Locate the lines of the listing below that hold "this", then copy each of them.

-=-=-

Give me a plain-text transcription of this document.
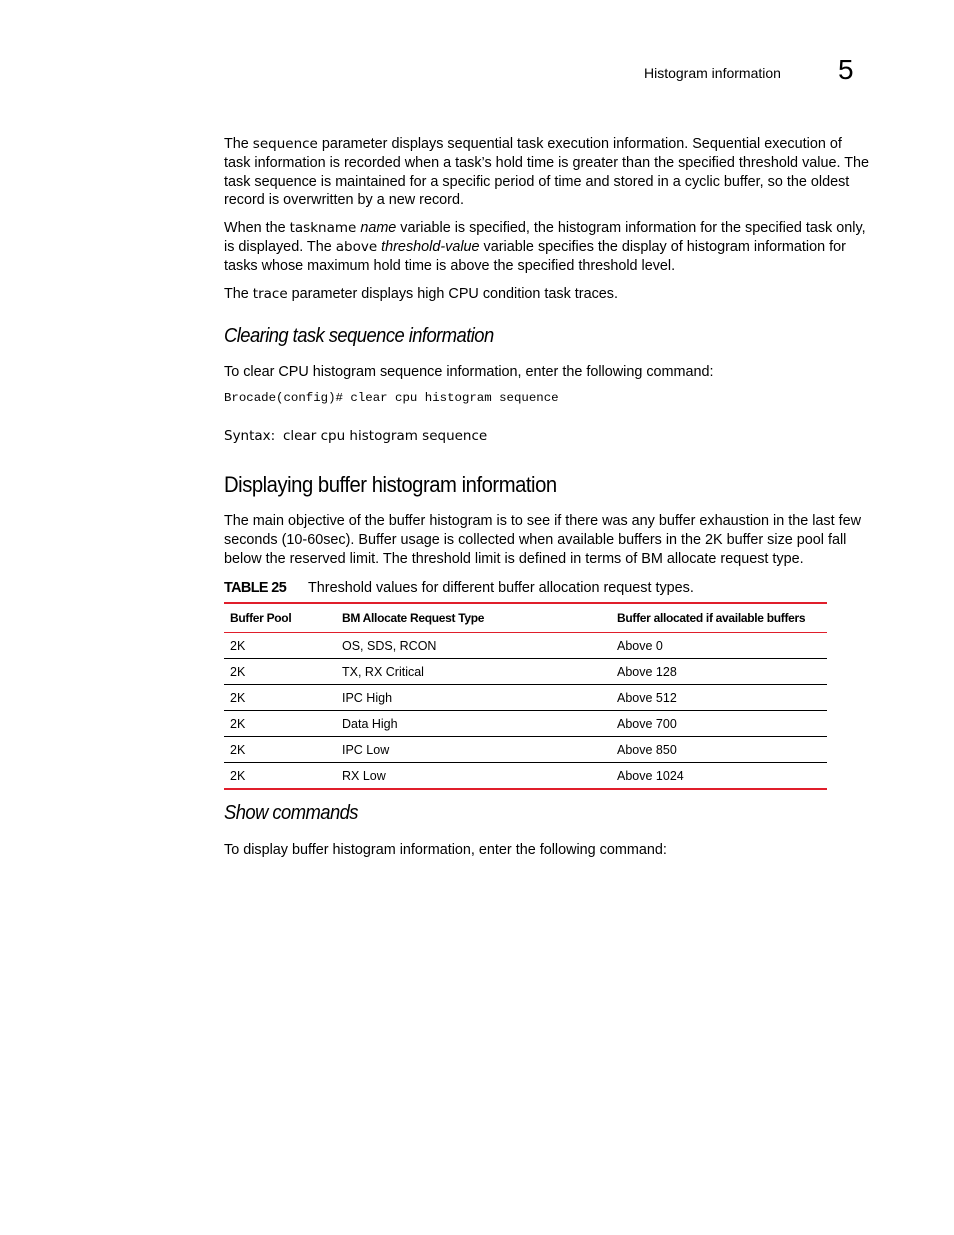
Histogram information 5

The sequence parameter displays sequential task execution information. Sequential execution of task information is recorded when a task’s hold time is greater than the specified threshold value. The task sequence is maintained for a specific period of time and stored in a cyclic buffer, so the oldest record is overwritten by a new record.

When the taskname name variable is specified, the histogram information for the specified task only, is displayed. The above threshold-value variable specifies the display of histogram information for tasks whose maximum hold time is above the specified threshold level.

The trace parameter displays high CPU condition task traces.

Clearing task sequence information

To clear CPU histogram sequence information, enter the following command:

Brocade(config)# clear cpu histogram sequence
Syntax: clear cpu histogram sequence
Displaying buffer histogram information

The main objective of the buffer histogram is to see if there was any buffer exhaustion in the last few seconds (10-60sec). Buffer usage is collected when available buffers in the 2K buffer size pool fall below the reserved limit. The threshold limit is defined in terms of BM allocate request type.

TABLE 25 Threshold values for different buffer allocation request types.
Buffer Pool	BM Allocate Request Type	Buffer allocated if available buffers
2K	OS, SDS, RCON	Above 0
2K	TX, RX Critical	Above 128
2K	IPC High	Above 512
2K	Data High	Above 700
2K	IPC Low	Above 850
2K	RX Low	Above 1024
Show commands

To display buffer histogram information, enter the following command:
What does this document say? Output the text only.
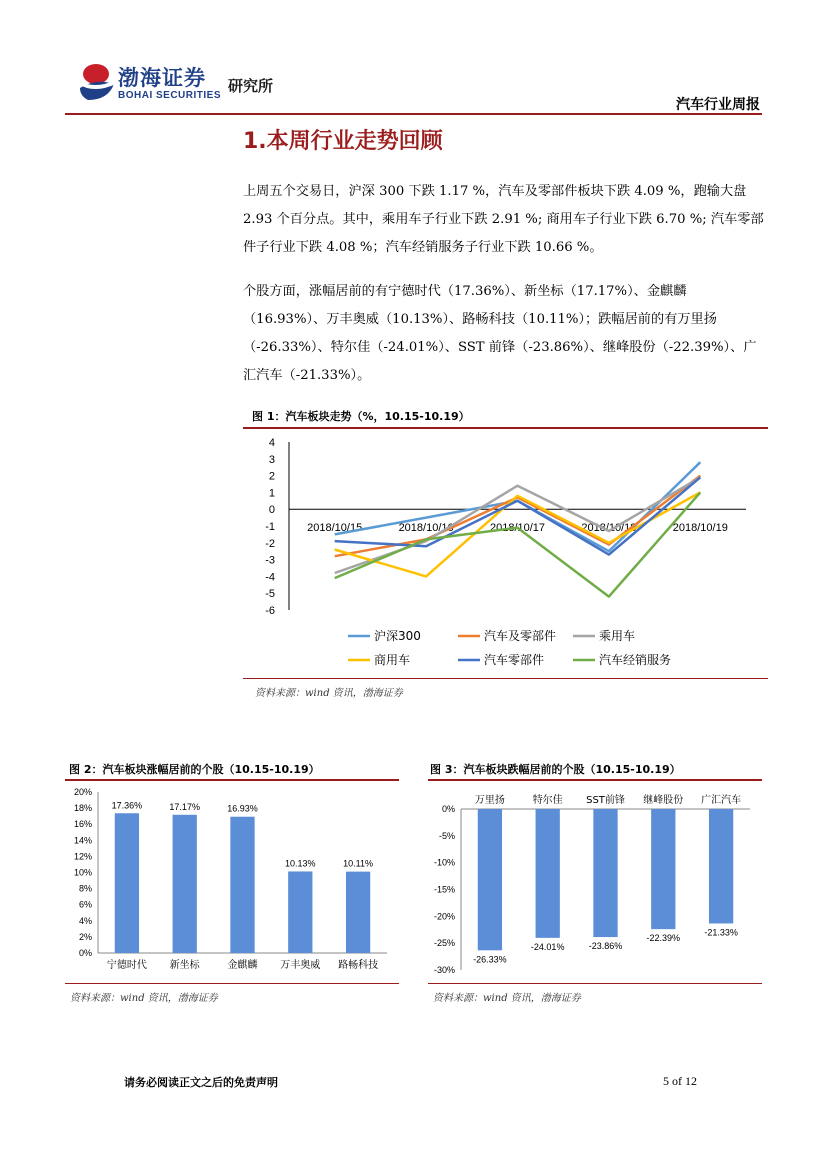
渤海证券
BOHAI SECURITIES
研究所
汽车行业周报
1.本周行业走势回顾

上周五个交易日，沪深 300 下跌 1.17 %，汽车及零部件板块下跌 4.09 %，跑输大盘 2.93 个百分点。其中，乘用车子行业下跌 2.91 %; 商用车子行业下跌 6.70 %; 汽车零部件子行业下跌 4.08 %；汽车经销服务子行业下跌 10.66 %。

个股方面，涨幅居前的有宁德时代（17.36%）、新坐标（17.17%）、金麒麟（16.93%）、万丰奥威（10.13%）、路畅科技（10.11%）；跌幅居前的有万里扬（-26.33%）、特尔佳（-24.01%）、SST 前锋（-23.86%）、继峰股份（-22.39%）、广汇汽车（-21.33%）。

图 1：汽车板块走势（%，10.15-10.19）
-6
-5
-4
-3
-2
-1
0
1
2
3
4
2018/10/15	2018/10/16	2018/10/17	2018/10/18	2018/10/19
沪深300	汽车及零部件	乘用车
商用车	汽车零部件	汽车经销服务
资料来源：wind 资讯，渤海证券
图 2：汽车板块涨幅居前的个股（10.15-10.19）
0%
2%
4%
6%
8%
10%
12%
14%
16%
18%
20%
17.36%
宁德时代
17.17%
新坐标
16.93%
金麒麟
10.13%
万丰奥威
10.11%
路畅科技
资料来源：wind 资讯，渤海证券
图 3：汽车板块跌幅居前的个股（10.15-10.19）
0%
-5%
-10%
-15%
-20%
-25%
-30%
-26.33%
万里扬
-24.01%
特尔佳
-23.86%
SST前锋
-22.39%
继峰股份
-21.33%
广汇汽车
资料来源：wind 资讯，渤海证券
请务必阅读正文之后的免责声明	5 of 12
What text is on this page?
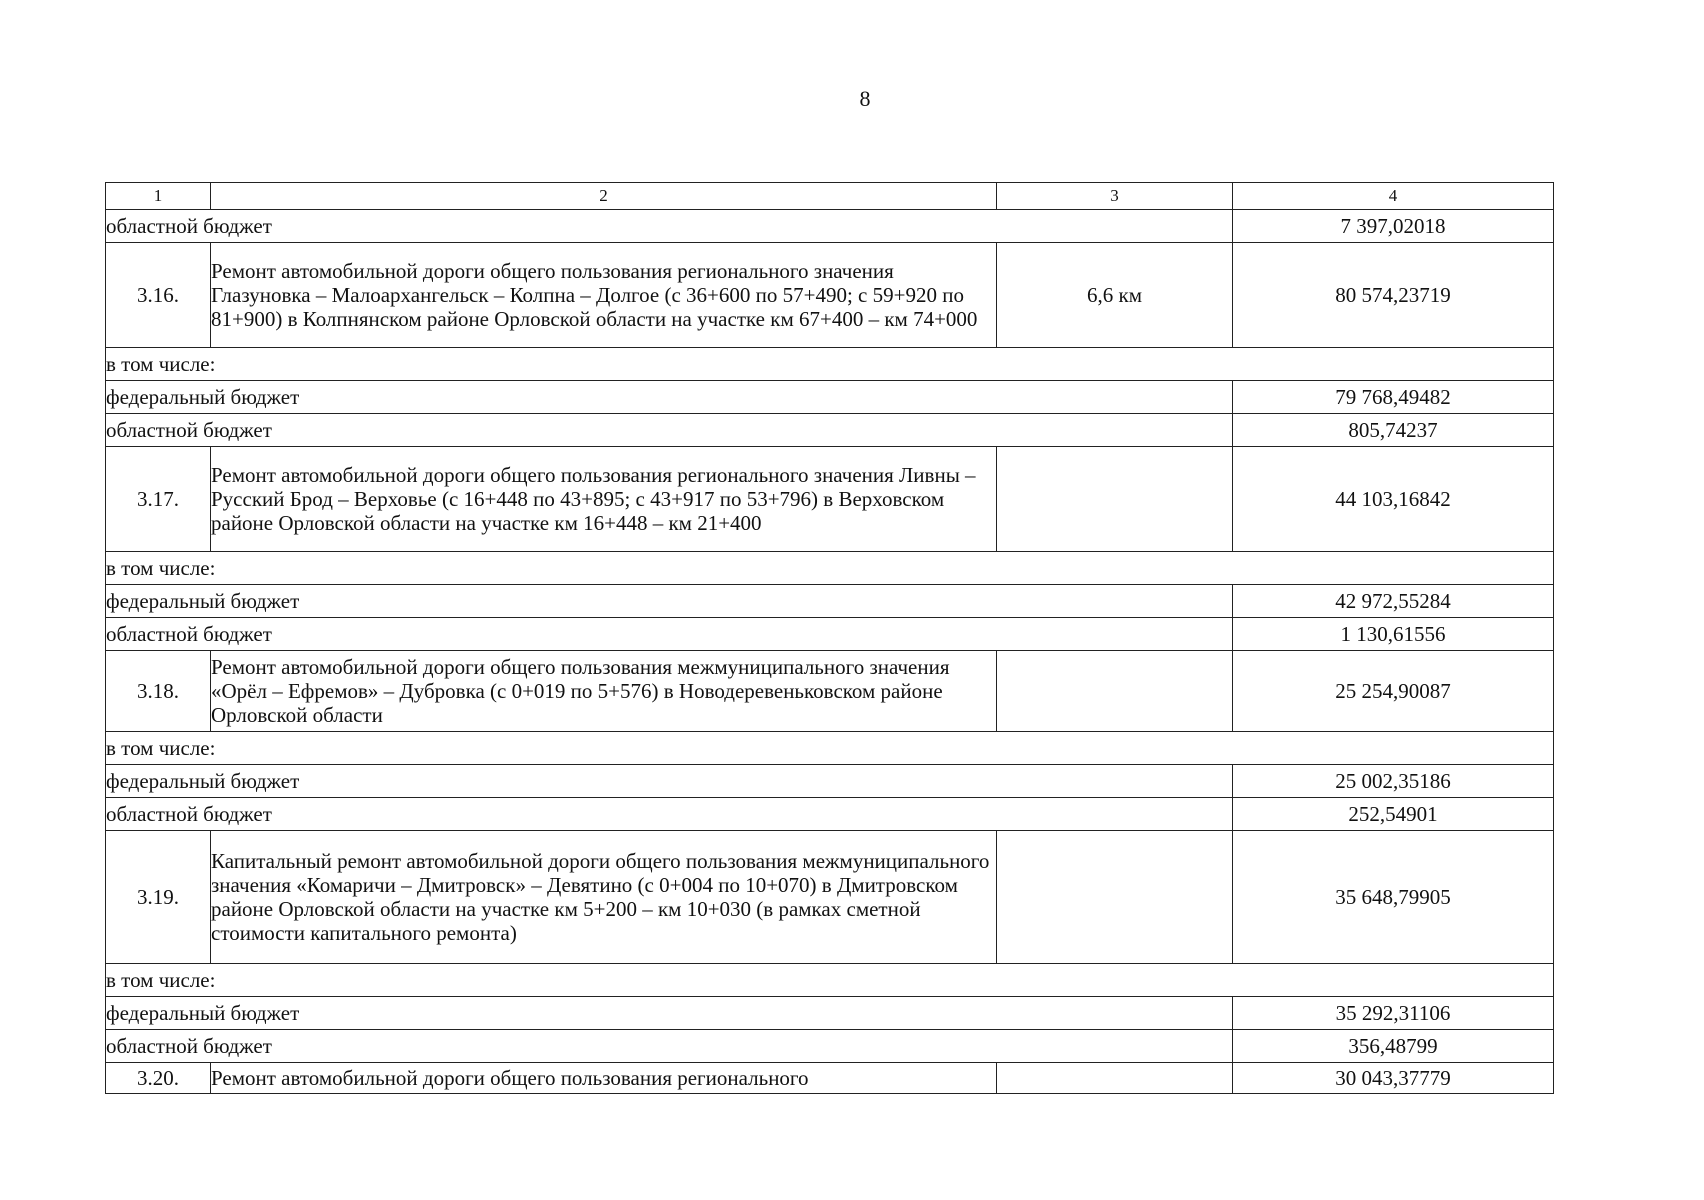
8
1	2	3	4
областной бюджет			7 397,02018
3.16.	Ремонт автомобильной дороги общего пользования регионального значения Глазуновка – Малоархангельск – Колпна – Долгое (с 36+600 по 57+490; с 59+920 по 81+900) в Колпнянском районе Орловской области на участке км 67+400 – км 74+000	6,6 км	80 574,23719
в том числе:			
федеральный бюджет			79 768,49482
областной бюджет			805,74237
3.17.	Ремонт автомобильной дороги общего пользования регионального значения Ливны – Русский Брод – Верховье (с 16+448 по 43+895; с 43+917 по 53+796) в Верховском районе Орловской области на участке км 16+448 – км 21+400		44 103,16842
в том числе:			
федеральный бюджет			42 972,55284
областной бюджет			1 130,61556
3.18.	Ремонт автомобильной дороги общего пользования межмуниципального значения «Орёл – Ефремов» – Дубровка (с 0+019 по 5+576) в Новодеревеньковском районе Орловской области		25 254,90087
в том числе:			
федеральный бюджет			25 002,35186
областной бюджет			252,54901
3.19.	Капитальный ремонт автомобильной дороги общего пользования межмуниципального значения «Комаричи – Дмитровск» – Девятино (с 0+004 по 10+070) в Дмитровском районе Орловской области на участке км 5+200 – км 10+030 (в рамках сметной стоимости капитального ремонта)		35 648,79905
в том числе:			
федеральный бюджет			35 292,31106
областной бюджет			356,48799
3.20.	Ремонт автомобильной дороги общего пользования регионального		30 043,37779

-=-=-

Problem solution ->
Give me a plain-text transcription of this document.
What does this document say? Output the text only.
What text is on this page?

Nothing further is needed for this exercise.